§ **TASK TO COMPLETE**: Quote every line as given.

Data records
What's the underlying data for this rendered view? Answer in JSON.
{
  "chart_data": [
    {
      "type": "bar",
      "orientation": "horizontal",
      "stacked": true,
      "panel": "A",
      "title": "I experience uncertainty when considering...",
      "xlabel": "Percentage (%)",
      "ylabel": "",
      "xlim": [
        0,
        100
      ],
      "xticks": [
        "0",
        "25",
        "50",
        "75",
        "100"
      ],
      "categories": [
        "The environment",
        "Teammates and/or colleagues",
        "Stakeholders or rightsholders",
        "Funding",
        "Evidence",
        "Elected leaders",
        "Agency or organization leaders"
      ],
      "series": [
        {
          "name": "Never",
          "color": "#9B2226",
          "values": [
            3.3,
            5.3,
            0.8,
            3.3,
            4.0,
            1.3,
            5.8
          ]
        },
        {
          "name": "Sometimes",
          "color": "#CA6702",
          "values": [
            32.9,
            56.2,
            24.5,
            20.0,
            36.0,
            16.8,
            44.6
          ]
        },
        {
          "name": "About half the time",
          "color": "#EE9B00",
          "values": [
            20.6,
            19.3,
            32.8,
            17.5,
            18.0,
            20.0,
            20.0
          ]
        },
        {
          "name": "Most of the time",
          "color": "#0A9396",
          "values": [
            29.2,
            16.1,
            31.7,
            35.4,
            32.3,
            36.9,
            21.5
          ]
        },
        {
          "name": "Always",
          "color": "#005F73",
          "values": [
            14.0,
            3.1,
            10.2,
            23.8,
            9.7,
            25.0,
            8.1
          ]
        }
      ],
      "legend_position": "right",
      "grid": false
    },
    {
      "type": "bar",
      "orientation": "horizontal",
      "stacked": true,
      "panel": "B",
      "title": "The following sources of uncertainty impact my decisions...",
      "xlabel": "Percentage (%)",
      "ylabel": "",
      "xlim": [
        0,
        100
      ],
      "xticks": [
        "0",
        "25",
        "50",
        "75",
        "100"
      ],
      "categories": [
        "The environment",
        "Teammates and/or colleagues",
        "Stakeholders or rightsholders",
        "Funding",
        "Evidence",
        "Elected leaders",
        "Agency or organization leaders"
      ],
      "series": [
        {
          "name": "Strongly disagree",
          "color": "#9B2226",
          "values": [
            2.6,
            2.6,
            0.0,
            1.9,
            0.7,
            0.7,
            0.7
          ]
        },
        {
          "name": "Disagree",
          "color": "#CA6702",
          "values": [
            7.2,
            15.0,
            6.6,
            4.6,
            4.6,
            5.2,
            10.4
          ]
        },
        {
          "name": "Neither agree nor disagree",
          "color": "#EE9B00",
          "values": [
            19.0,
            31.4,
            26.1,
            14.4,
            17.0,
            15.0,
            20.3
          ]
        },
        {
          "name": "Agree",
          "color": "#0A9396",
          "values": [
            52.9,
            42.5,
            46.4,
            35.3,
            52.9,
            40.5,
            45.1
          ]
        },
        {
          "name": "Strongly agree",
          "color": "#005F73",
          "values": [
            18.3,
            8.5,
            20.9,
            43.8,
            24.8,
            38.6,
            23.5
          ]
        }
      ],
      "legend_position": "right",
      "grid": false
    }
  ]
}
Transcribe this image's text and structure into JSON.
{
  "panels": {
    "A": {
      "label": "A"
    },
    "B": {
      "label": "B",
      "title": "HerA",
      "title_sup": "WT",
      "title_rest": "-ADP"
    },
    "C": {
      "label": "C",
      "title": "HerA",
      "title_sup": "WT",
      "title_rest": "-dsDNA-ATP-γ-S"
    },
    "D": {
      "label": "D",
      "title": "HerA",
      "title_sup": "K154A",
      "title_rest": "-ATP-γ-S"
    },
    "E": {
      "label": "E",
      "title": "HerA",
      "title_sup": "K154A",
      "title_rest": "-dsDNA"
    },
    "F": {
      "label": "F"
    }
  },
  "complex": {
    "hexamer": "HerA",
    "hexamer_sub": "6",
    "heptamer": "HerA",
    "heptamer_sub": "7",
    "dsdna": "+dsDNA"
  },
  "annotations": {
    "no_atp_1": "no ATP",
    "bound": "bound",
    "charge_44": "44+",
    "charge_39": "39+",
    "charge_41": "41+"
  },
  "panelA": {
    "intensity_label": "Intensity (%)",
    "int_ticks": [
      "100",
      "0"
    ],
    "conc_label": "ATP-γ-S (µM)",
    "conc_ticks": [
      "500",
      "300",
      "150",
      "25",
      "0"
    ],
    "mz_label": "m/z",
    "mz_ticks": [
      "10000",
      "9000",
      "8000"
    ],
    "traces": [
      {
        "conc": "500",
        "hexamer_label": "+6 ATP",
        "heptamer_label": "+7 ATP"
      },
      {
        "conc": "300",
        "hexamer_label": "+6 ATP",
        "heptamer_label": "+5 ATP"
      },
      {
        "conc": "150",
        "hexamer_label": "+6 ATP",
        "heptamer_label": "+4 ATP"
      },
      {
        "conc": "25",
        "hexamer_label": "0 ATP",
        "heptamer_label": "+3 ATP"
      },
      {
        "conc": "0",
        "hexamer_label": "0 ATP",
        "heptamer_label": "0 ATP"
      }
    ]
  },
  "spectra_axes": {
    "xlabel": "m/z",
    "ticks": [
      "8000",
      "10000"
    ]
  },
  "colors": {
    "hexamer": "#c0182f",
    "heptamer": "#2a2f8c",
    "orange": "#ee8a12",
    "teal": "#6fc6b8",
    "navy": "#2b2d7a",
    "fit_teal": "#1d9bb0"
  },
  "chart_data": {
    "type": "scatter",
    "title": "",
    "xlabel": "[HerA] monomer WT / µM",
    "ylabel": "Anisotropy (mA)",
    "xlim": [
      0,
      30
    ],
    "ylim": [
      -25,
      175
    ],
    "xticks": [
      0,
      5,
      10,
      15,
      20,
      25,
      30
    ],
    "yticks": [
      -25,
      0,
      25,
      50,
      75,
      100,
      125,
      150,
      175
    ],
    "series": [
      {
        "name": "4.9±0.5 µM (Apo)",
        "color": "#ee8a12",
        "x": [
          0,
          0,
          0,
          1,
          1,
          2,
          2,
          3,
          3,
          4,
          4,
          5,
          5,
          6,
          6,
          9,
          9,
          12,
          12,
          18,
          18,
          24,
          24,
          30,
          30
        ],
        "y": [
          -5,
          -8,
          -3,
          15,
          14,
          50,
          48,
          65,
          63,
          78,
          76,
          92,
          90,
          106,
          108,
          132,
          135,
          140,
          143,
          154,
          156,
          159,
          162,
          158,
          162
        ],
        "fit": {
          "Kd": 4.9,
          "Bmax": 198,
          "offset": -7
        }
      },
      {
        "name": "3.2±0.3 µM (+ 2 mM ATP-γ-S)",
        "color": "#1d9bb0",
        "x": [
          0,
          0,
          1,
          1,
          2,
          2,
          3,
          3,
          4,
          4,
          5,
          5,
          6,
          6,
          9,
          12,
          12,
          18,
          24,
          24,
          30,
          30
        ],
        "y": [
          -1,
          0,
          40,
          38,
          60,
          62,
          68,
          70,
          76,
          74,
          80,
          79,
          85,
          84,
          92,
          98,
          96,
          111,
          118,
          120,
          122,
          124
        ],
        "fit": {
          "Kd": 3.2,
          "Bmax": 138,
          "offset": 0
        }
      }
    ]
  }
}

§ **ANSWER FOR THE TASK**:
What's the underlying data for this rendered view? Answer in JSON.
{
  "chart_data": [
    {
      "type": "bar",
      "orientation": "horizontal",
      "stacked": true,
      "panel": "A",
      "title": "I experience uncertainty when considering...",
      "xlabel": "Percentage (%)",
      "ylabel": "",
      "xlim": [
        0,
        100
      ],
      "xticks": [
        "0",
        "25",
        "50",
        "75",
        "100"
      ],
      "categories": [
        "The environment",
        "Teammates and/or colleagues",
        "Stakeholders or rightsholders",
        "Funding",
        "Evidence",
        "Elected leaders",
        "Agency or organization leaders"
      ],
      "series": [
        {
          "name": "Never",
          "color": "#9B2226",
          "values": [
            3.3,
            5.3,
            0.8,
            3.3,
            4.0,
            1.3,
            5.8
          ]
        },
        {
          "name": "Sometimes",
          "color": "#CA6702",
          "values": [
            32.9,
            56.2,
            24.5,
            20.0,
            36.0,
            16.8,
            44.6
          ]
        },
        {
          "name": "About half the time",
          "color": "#EE9B00",
          "values": [
            20.6,
            19.3,
            32.8,
            17.5,
            18.0,
            20.0,
            20.0
          ]
        },
        {
          "name": "Most of the time",
          "color": "#0A9396",
          "values": [
            29.2,
            16.1,
            31.7,
            35.4,
            32.3,
            36.9,
            21.5
          ]
        },
        {
          "name": "Always",
          "color": "#005F73",
          "values": [
            14.0,
            3.1,
            10.2,
            23.8,
            9.7,
            25.0,
            8.1
          ]
        }
      ],
      "legend_position": "right",
      "grid": false
    },
    {
      "type": "bar",
      "orientation": "horizontal",
      "stacked": true,
      "panel": "B",
      "title": "The following sources of uncertainty impact my decisions...",
      "xlabel": "Percentage (%)",
      "ylabel": "",
      "xlim": [
        0,
        100
      ],
      "xticks": [
        "0",
        "25",
        "50",
        "75",
        "100"
      ],
      "categories": [
        "The environment",
        "Teammates and/or colleagues",
        "Stakeholders or rightsholders",
        "Funding",
        "Evidence",
        "Elected leaders",
        "Agency or organization leaders"
      ],
      "series": [
        {
          "name": "Strongly disagree",
          "color": "#9B2226",
          "values": [
            2.6,
            2.6,
            0.0,
            1.9,
            0.7,
            0.7,
            0.7
          ]
        },
        {
          "name": "Disagree",
          "color": "#CA6702",
          "values": [
            7.2,
            15.0,
            6.6,
            4.6,
            4.6,
            5.2,
            10.4
          ]
        },
        {
          "name": "Neither agree nor disagree",
          "color": "#EE9B00",
          "values": [
            19.0,
            31.4,
            26.1,
            14.4,
            17.0,
            15.0,
            20.3
          ]
        },
        {
          "name": "Agree",
          "color": "#0A9396",
          "values": [
            52.9,
            42.5,
            46.4,
            35.3,
            52.9,
            40.5,
            45.1
          ]
        },
        {
          "name": "Strongly agree",
          "color": "#005F73",
          "values": [
            18.3,
            8.5,
            20.9,
            43.8,
            24.8,
            38.6,
            23.5
          ]
        }
      ],
      "legend_position": "right",
      "grid": false
    }
  ]
}
Transcribe this image's text and structure into JSON.
{
  "panels": {
    "A": {
      "label": "A"
    },
    "B": {
      "label": "B",
      "title": "HerA",
      "title_sup": "WT",
      "title_rest": "-ADP"
    },
    "C": {
      "label": "C",
      "title": "HerA",
      "title_sup": "WT",
      "title_rest": "-dsDNA-ATP-γ-S"
    },
    "D": {
      "label": "D",
      "title": "HerA",
      "title_sup": "K154A",
      "title_rest": "-ATP-γ-S"
    },
    "E": {
      "label": "E",
      "title": "HerA",
      "title_sup": "K154A",
      "title_rest": "-dsDNA"
    },
    "F": {
      "label": "F"
    }
  },
  "complex": {
    "hexamer": "HerA",
    "hexamer_sub": "6",
    "heptamer": "HerA",
    "heptamer_sub": "7",
    "dsdna": "+dsDNA"
  },
  "annotations": {
    "no_atp_1": "no ATP",
    "bound": "bound",
    "charge_44": "44+",
    "charge_39": "39+",
    "charge_41": "41+"
  },
  "panelA": {
    "intensity_label": "Intensity (%)",
    "int_ticks": [
      "100",
      "0"
    ],
    "conc_label": "ATP-γ-S (µM)",
    "conc_ticks": [
      "500",
      "300",
      "150",
      "25",
      "0"
    ],
    "mz_label": "m/z",
    "mz_ticks": [
      "10000",
      "9000",
      "8000"
    ],
    "traces": [
      {
        "conc": "500",
        "hexamer_label": "+6 ATP",
        "heptamer_label": "+7 ATP"
      },
      {
        "conc": "300",
        "hexamer_label": "+6 ATP",
        "heptamer_label": "+5 ATP"
      },
      {
        "conc": "150",
        "hexamer_label": "+6 ATP",
        "heptamer_label": "+4 ATP"
      },
      {
        "conc": "25",
        "hexamer_label": "0 ATP",
        "heptamer_label": "+3 ATP"
      },
      {
        "conc": "0",
        "hexamer_label": "0 ATP",
        "heptamer_label": "0 ATP"
      }
    ]
  },
  "spectra_axes": {
    "xlabel": "m/z",
    "ticks": [
      "8000",
      "10000"
    ]
  },
  "colors": {
    "hexamer": "#c0182f",
    "heptamer": "#2a2f8c",
    "orange": "#ee8a12",
    "teal": "#6fc6b8",
    "navy": "#2b2d7a",
    "fit_teal": "#1d9bb0"
  },
  "chart_data": {
    "type": "scatter",
    "title": "",
    "xlabel": "[HerA] monomer WT / µM",
    "ylabel": "Anisotropy (mA)",
    "xlim": [
      0,
      30
    ],
    "ylim": [
      -25,
      175
    ],
    "xticks": [
      0,
      5,
      10,
      15,
      20,
      25,
      30
    ],
    "yticks": [
      -25,
      0,
      25,
      50,
      75,
      100,
      125,
      150,
      175
    ],
    "series": [
      {
        "name": "4.9±0.5 µM (Apo)",
        "color": "#ee8a12",
        "x": [
          0,
          0,
          0,
          1,
          1,
          2,
          2,
          3,
          3,
          4,
          4,
          5,
          5,
          6,
          6,
          9,
          9,
          12,
          12,
          18,
          18,
          24,
          24,
          30,
          30
        ],
        "y": [
          -5,
          -8,
          -3,
          15,
          14,
          50,
          48,
          65,
          63,
          78,
          76,
          92,
          90,
          106,
          108,
          132,
          135,
          140,
          143,
          154,
          156,
          159,
          162,
          158,
          162
        ],
        "fit": {
          "Kd": 4.9,
          "Bmax": 198,
          "offset": -7
        }
      },
      {
        "name": "3.2±0.3 µM (+ 2 mM ATP-γ-S)",
        "color": "#1d9bb0",
        "x": [
          0,
          0,
          1,
          1,
          2,
          2,
          3,
          3,
          4,
          4,
          5,
          5,
          6,
          6,
          9,
          12,
          12,
          18,
          24,
          24,
          30,
          30
        ],
        "y": [
          -1,
          0,
          40,
          38,
          60,
          62,
          68,
          70,
          76,
          74,
          80,
          79,
          85,
          84,
          92,
          98,
          96,
          111,
          118,
          120,
          122,
          124
        ],
        "fit": {
          "Kd": 3.2,
          "Bmax": 138,
          "offset": 0
        }
      }
    ]
  }
}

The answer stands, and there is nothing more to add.